# Information given start

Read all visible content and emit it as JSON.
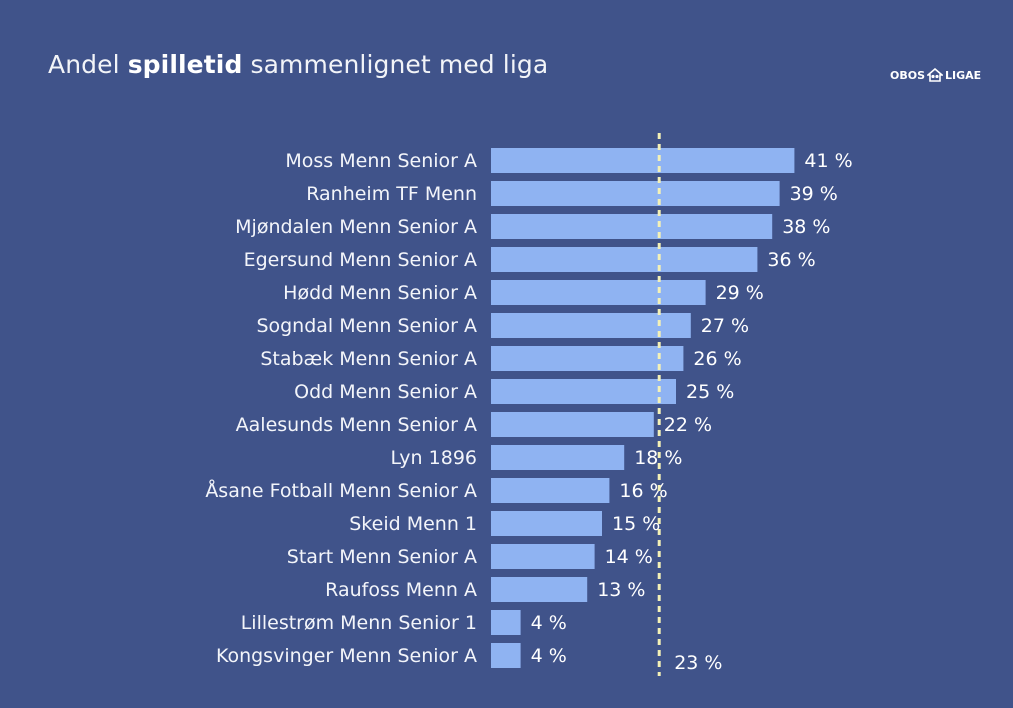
{
  "title": {
    "prefix": "Andel ",
    "bold": "spilletid",
    "suffix": " sammenlignet med liga"
  },
  "logo": {
    "left_text": "OBOS",
    "icon": "obos-house-icon",
    "right_text": "LIGAE"
  },
  "colors": {
    "background": "#40538a",
    "bar": "#8fb3f2",
    "reference_line": "#f4f1b6"
  },
  "chart_data": {
    "type": "bar",
    "orientation": "horizontal",
    "categories": [
      "Moss Menn Senior A",
      "Ranheim TF Menn",
      "Mjøndalen Menn Senior A",
      "Egersund Menn Senior A",
      "Hødd Menn Senior A",
      "Sogndal Menn Senior A",
      "Stabæk Menn Senior A",
      "Odd Menn Senior A",
      "Aalesunds Menn Senior A",
      "Lyn 1896",
      "Åsane Fotball Menn Senior A",
      "Skeid Menn 1",
      "Start Menn Senior A",
      "Raufoss Menn A",
      "Lillestrøm Menn Senior 1",
      "Kongsvinger Menn Senior A"
    ],
    "values": [
      41,
      39,
      38,
      36,
      29,
      27,
      26,
      25,
      22,
      18,
      16,
      15,
      14,
      13,
      4,
      4
    ],
    "value_labels": [
      "41 %",
      "39 %",
      "38 %",
      "36 %",
      "29 %",
      "27 %",
      "26 %",
      "25 %",
      "22 %",
      "18 %",
      "16 %",
      "15 %",
      "14 %",
      "13 %",
      "4 %",
      "4 %"
    ],
    "reference_line": {
      "value": 23,
      "label": "23 %"
    },
    "unit": "%",
    "xlim": [
      0,
      41
    ],
    "grid": false,
    "legend": "none"
  }
}
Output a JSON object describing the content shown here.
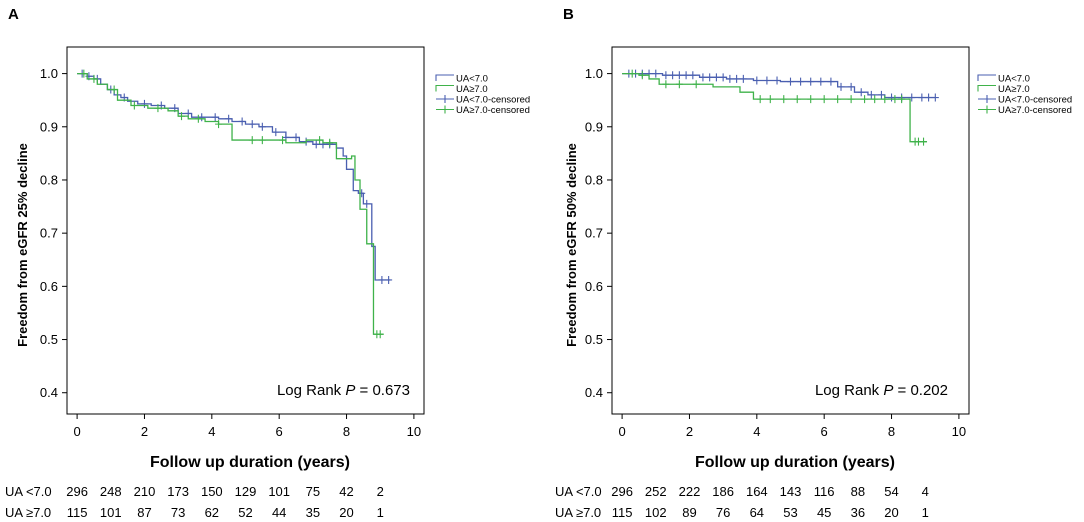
{
  "chart_data": [
    {
      "panel": "A",
      "type": "line",
      "title": "",
      "xlabel": "Follow up duration (years)",
      "ylabel": "Freedom from eGFR 25% decline",
      "xlim": [
        -0.3,
        10.3
      ],
      "ylim": [
        0.36,
        1.05
      ],
      "x_ticks": [
        0,
        2,
        4,
        6,
        8,
        10
      ],
      "y_ticks": [
        0.4,
        0.5,
        0.6,
        0.7,
        0.8,
        0.9,
        1.0
      ],
      "y_tick_labels": [
        "0.4",
        "0.5",
        "0.6",
        "0.7",
        "0.8",
        "0.9",
        "1.0"
      ],
      "annotation": {
        "prefix": "Log Rank ",
        "pvar": "P",
        "suffix": " = 0.673"
      },
      "legend": [
        "UA<7.0",
        "UA≥7.0",
        "UA<7.0-censored",
        "UA≥7.0-censored"
      ],
      "series": [
        {
          "name": "UA<7.0",
          "color": "#4a5fb0",
          "x": [
            0,
            0.3,
            0.5,
            0.7,
            0.9,
            1.1,
            1.3,
            1.5,
            1.8,
            2.2,
            2.6,
            3.0,
            3.4,
            3.8,
            4.2,
            4.6,
            5.0,
            5.4,
            5.8,
            6.2,
            6.6,
            7.0,
            7.4,
            7.7,
            7.9,
            8.0,
            8.2,
            8.35,
            8.5,
            8.6,
            8.75,
            8.85,
            9.3
          ],
          "y": [
            1.0,
            0.995,
            0.99,
            0.98,
            0.97,
            0.96,
            0.955,
            0.948,
            0.943,
            0.94,
            0.935,
            0.925,
            0.918,
            0.918,
            0.915,
            0.91,
            0.905,
            0.9,
            0.89,
            0.88,
            0.872,
            0.867,
            0.867,
            0.86,
            0.845,
            0.82,
            0.78,
            0.775,
            0.755,
            0.755,
            0.675,
            0.612,
            0.612
          ],
          "censored_x": [
            0.15,
            0.35,
            0.6,
            1.0,
            1.4,
            2.0,
            2.5,
            2.9,
            3.3,
            3.7,
            4.1,
            4.5,
            4.9,
            5.2,
            5.5,
            5.9,
            6.2,
            6.5,
            6.8,
            7.1,
            7.3,
            7.5,
            8.45,
            8.6,
            9.05,
            9.25
          ]
        },
        {
          "name": "UA≥7.0",
          "color": "#3fb24a",
          "x": [
            0,
            0.3,
            0.6,
            0.9,
            1.2,
            1.6,
            2.1,
            2.7,
            3.0,
            3.3,
            3.8,
            4.2,
            4.6,
            5.0,
            5.6,
            6.2,
            6.8,
            7.3,
            7.7,
            7.9,
            8.05,
            8.15,
            8.25,
            8.4,
            8.6,
            8.8,
            9.1
          ],
          "y": [
            1.0,
            0.99,
            0.98,
            0.97,
            0.95,
            0.94,
            0.935,
            0.93,
            0.92,
            0.915,
            0.91,
            0.905,
            0.875,
            0.875,
            0.875,
            0.87,
            0.875,
            0.87,
            0.84,
            0.84,
            0.84,
            0.845,
            0.8,
            0.745,
            0.68,
            0.51,
            0.51
          ],
          "censored_x": [
            0.2,
            0.5,
            1.1,
            1.7,
            2.4,
            3.1,
            3.6,
            4.2,
            5.2,
            5.5,
            6.1,
            7.2,
            7.5,
            8.9,
            9.0
          ]
        }
      ],
      "risk_table": [
        {
          "label": "UA <7.0",
          "values": [
            "296",
            "248",
            "210",
            "173",
            "150",
            "129",
            "101",
            "75",
            "42",
            "2"
          ]
        },
        {
          "label": "UA ≥7.0",
          "values": [
            "115",
            "101",
            "87",
            "73",
            "62",
            "52",
            "44",
            "35",
            "20",
            "1"
          ]
        }
      ]
    },
    {
      "panel": "B",
      "type": "line",
      "title": "",
      "xlabel": "Follow up duration (years)",
      "ylabel": "Freedom from eGFR 50% decline",
      "xlim": [
        -0.3,
        10.3
      ],
      "ylim": [
        0.36,
        1.05
      ],
      "x_ticks": [
        0,
        2,
        4,
        6,
        8,
        10
      ],
      "y_ticks": [
        0.4,
        0.5,
        0.6,
        0.7,
        0.8,
        0.9,
        1.0
      ],
      "y_tick_labels": [
        "0.4",
        "0.5",
        "0.6",
        "0.7",
        "0.8",
        "0.9",
        "1.0"
      ],
      "annotation": {
        "prefix": "Log Rank ",
        "pvar": "P",
        "suffix": " = 0.202"
      },
      "legend": [
        "UA<7.0",
        "UA≥7.0",
        "UA<7.0-censored",
        "UA≥7.0-censored"
      ],
      "series": [
        {
          "name": "UA<7.0",
          "color": "#4a5fb0",
          "x": [
            0,
            1.2,
            2.3,
            3.1,
            3.9,
            4.7,
            5.6,
            6.4,
            6.9,
            7.3,
            7.8,
            9.3
          ],
          "y": [
            1.0,
            0.997,
            0.993,
            0.99,
            0.987,
            0.985,
            0.985,
            0.975,
            0.965,
            0.96,
            0.955,
            0.955
          ],
          "censored_x": [
            0.2,
            0.4,
            0.6,
            0.8,
            1.0,
            1.3,
            1.5,
            1.7,
            1.9,
            2.1,
            2.4,
            2.6,
            2.8,
            3.0,
            3.2,
            3.4,
            3.6,
            4.0,
            4.3,
            4.6,
            5.0,
            5.3,
            5.6,
            5.9,
            6.2,
            6.5,
            6.8,
            7.1,
            7.4,
            7.7,
            8.0,
            8.3,
            8.6,
            8.9,
            9.1,
            9.3
          ]
        },
        {
          "name": "UA≥7.0",
          "color": "#3fb24a",
          "x": [
            0,
            0.5,
            0.8,
            1.1,
            2.7,
            3.5,
            3.9,
            8.55,
            9.05
          ],
          "y": [
            1.0,
            0.997,
            0.99,
            0.98,
            0.975,
            0.965,
            0.952,
            0.872,
            0.872
          ],
          "censored_x": [
            0.3,
            0.6,
            1.3,
            1.7,
            2.2,
            4.1,
            4.4,
            4.8,
            5.2,
            5.6,
            6.0,
            6.4,
            6.8,
            7.2,
            7.5,
            7.8,
            8.1,
            8.3,
            8.7,
            8.8,
            8.95
          ]
        }
      ],
      "risk_table": [
        {
          "label": "UA <7.0",
          "values": [
            "296",
            "252",
            "222",
            "186",
            "164",
            "143",
            "116",
            "88",
            "54",
            "4"
          ]
        },
        {
          "label": "UA ≥7.0",
          "values": [
            "115",
            "102",
            "89",
            "76",
            "64",
            "53",
            "45",
            "36",
            "20",
            "1"
          ]
        }
      ]
    }
  ]
}
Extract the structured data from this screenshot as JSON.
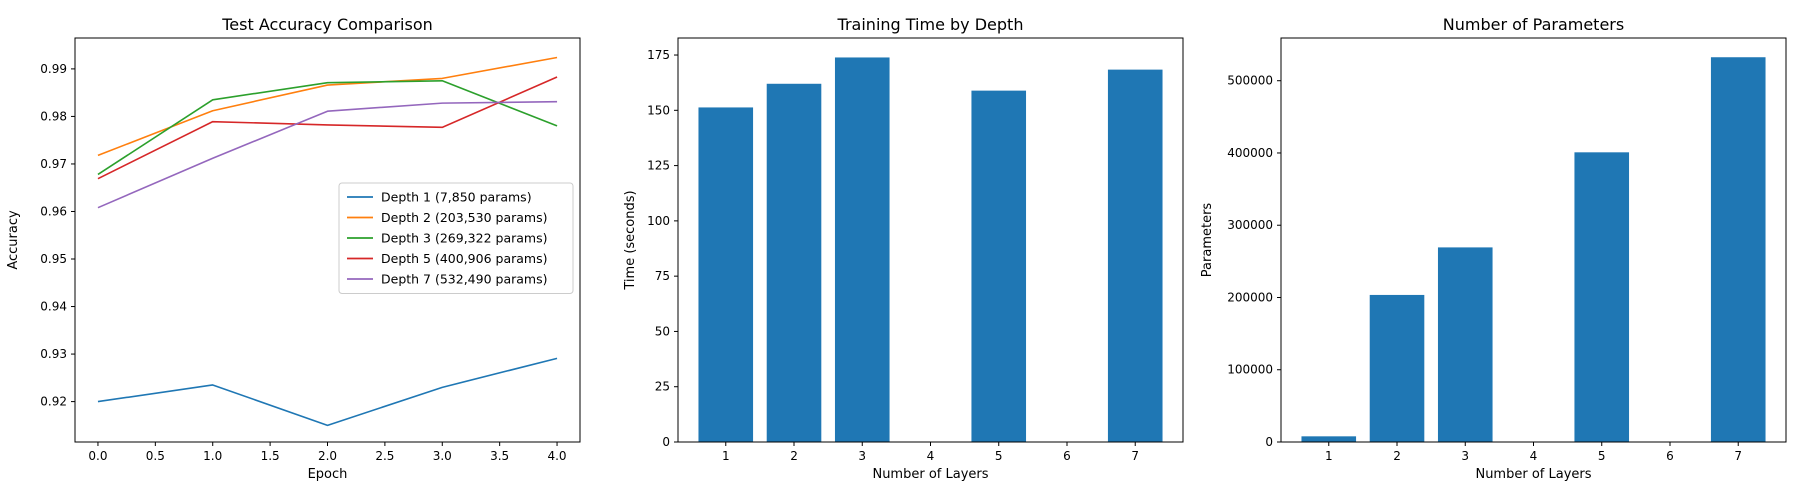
{
  "chart_data": [
    {
      "type": "line",
      "title": "Test Accuracy Comparison",
      "xlabel": "Epoch",
      "ylabel": "Accuracy",
      "xlim": [
        -0.2,
        4.2
      ],
      "ylim": [
        0.9115,
        0.9965
      ],
      "xticks": [
        0.0,
        0.5,
        1.0,
        1.5,
        2.0,
        2.5,
        3.0,
        3.5,
        4.0
      ],
      "xtick_labels": [
        "0.0",
        "0.5",
        "1.0",
        "1.5",
        "2.0",
        "2.5",
        "3.0",
        "3.5",
        "4.0"
      ],
      "yticks": [
        0.92,
        0.93,
        0.94,
        0.95,
        0.96,
        0.97,
        0.98,
        0.99
      ],
      "ytick_labels": [
        "0.92",
        "0.93",
        "0.94",
        "0.95",
        "0.96",
        "0.97",
        "0.98",
        "0.99"
      ],
      "legend_position": "center-right",
      "x": [
        0,
        1,
        2,
        3,
        4
      ],
      "series": [
        {
          "name": "Depth 1 (7,850 params)",
          "color": "#1f77b4",
          "values": [
            0.92,
            0.9235,
            0.915,
            0.923,
            0.9291
          ]
        },
        {
          "name": "Depth 2 (203,530 params)",
          "color": "#ff7f0e",
          "values": [
            0.9718,
            0.9812,
            0.9866,
            0.988,
            0.9924
          ]
        },
        {
          "name": "Depth 3 (269,322 params)",
          "color": "#2ca02c",
          "values": [
            0.9678,
            0.9835,
            0.9871,
            0.9875,
            0.978
          ]
        },
        {
          "name": "Depth 5 (400,906 params)",
          "color": "#d62728",
          "values": [
            0.9669,
            0.9789,
            0.9782,
            0.9777,
            0.9883
          ]
        },
        {
          "name": "Depth 7 (532,490 params)",
          "color": "#9467bd",
          "values": [
            0.9608,
            0.9712,
            0.9811,
            0.9828,
            0.9831
          ]
        }
      ]
    },
    {
      "type": "bar",
      "title": "Training Time by Depth",
      "xlabel": "Number of Layers",
      "ylabel": "Time (seconds)",
      "xlim": [
        0.3,
        7.7
      ],
      "ylim": [
        0,
        182.7
      ],
      "color": "#1f77b4",
      "xticks": [
        1,
        2,
        3,
        4,
        5,
        6,
        7
      ],
      "xtick_labels": [
        "1",
        "2",
        "3",
        "4",
        "5",
        "6",
        "7"
      ],
      "yticks": [
        0,
        25,
        50,
        75,
        100,
        125,
        150,
        175
      ],
      "ytick_labels": [
        "0",
        "25",
        "50",
        "75",
        "100",
        "125",
        "150",
        "175"
      ],
      "x": [
        1,
        2,
        3,
        5,
        7
      ],
      "values": [
        151.3,
        162.0,
        173.9,
        158.9,
        168.4
      ]
    },
    {
      "type": "bar",
      "title": "Number of Parameters",
      "xlabel": "Number of Layers",
      "ylabel": "Parameters",
      "xlim": [
        0.3,
        7.7
      ],
      "ylim": [
        0,
        559114
      ],
      "color": "#1f77b4",
      "xticks": [
        1,
        2,
        3,
        4,
        5,
        6,
        7
      ],
      "xtick_labels": [
        "1",
        "2",
        "3",
        "4",
        "5",
        "6",
        "7"
      ],
      "yticks": [
        0,
        100000,
        200000,
        300000,
        400000,
        500000
      ],
      "ytick_labels": [
        "0",
        "100000",
        "200000",
        "300000",
        "400000",
        "500000"
      ],
      "x": [
        1,
        2,
        3,
        5,
        7
      ],
      "values": [
        7850,
        203530,
        269322,
        400906,
        532490
      ]
    }
  ]
}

# Information given end

## Directions for this task
How many lines of these entries contain the string "Freedom"? Reply with the number alone.

## Problem solution
2